[Dataset items]
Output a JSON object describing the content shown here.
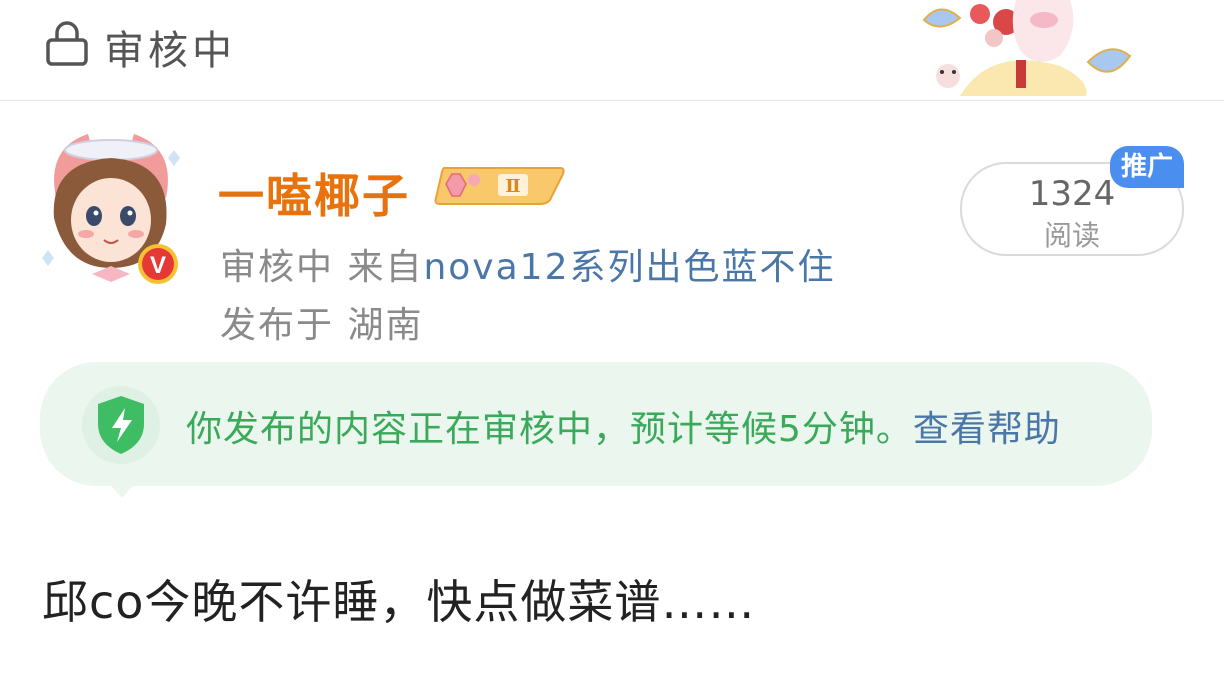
{
  "header": {
    "status_title": "审核中"
  },
  "author": {
    "name": "一嗑椰子",
    "level_badge": "Ⅱ",
    "verified_badge": "V",
    "status_prefix": "审核中 来自",
    "device": "nova12系列出色蓝不住",
    "location": "发布于 湖南"
  },
  "read_stats": {
    "count": "1324",
    "label": "阅读",
    "promo_badge": "推广"
  },
  "notice": {
    "message": "你发布的内容正在审核中，预计等候5分钟。",
    "help_link": "查看帮助"
  },
  "post": {
    "title": "邱co今晚不许睡，快点做菜谱……"
  },
  "colors": {
    "author_name": "#e8730c",
    "notice_bg": "#ebf6ee",
    "notice_text": "#3aa95a",
    "link": "#4a76a8",
    "promo": "#4a8ef0"
  }
}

■ **AIM**:
Every line of the data above should be quoted exactly. Omit the pictures.

■ **EXERCISE ANSWER**:
Output a JSON object describing the content shown here.
{
  "header": {
    "status_title": "审核中"
  },
  "author": {
    "name": "一嗑椰子",
    "level_badge": "Ⅱ",
    "verified_badge": "V",
    "status_prefix": "审核中 来自",
    "device": "nova12系列出色蓝不住",
    "location": "发布于 湖南"
  },
  "read_stats": {
    "count": "1324",
    "label": "阅读",
    "promo_badge": "推广"
  },
  "notice": {
    "message": "你发布的内容正在审核中，预计等候5分钟。",
    "help_link": "查看帮助"
  },
  "post": {
    "title": "邱co今晚不许睡，快点做菜谱……"
  },
  "colors": {
    "author_name": "#e8730c",
    "notice_bg": "#ebf6ee",
    "notice_text": "#3aa95a",
    "link": "#4a76a8",
    "promo": "#4a8ef0"
  }
}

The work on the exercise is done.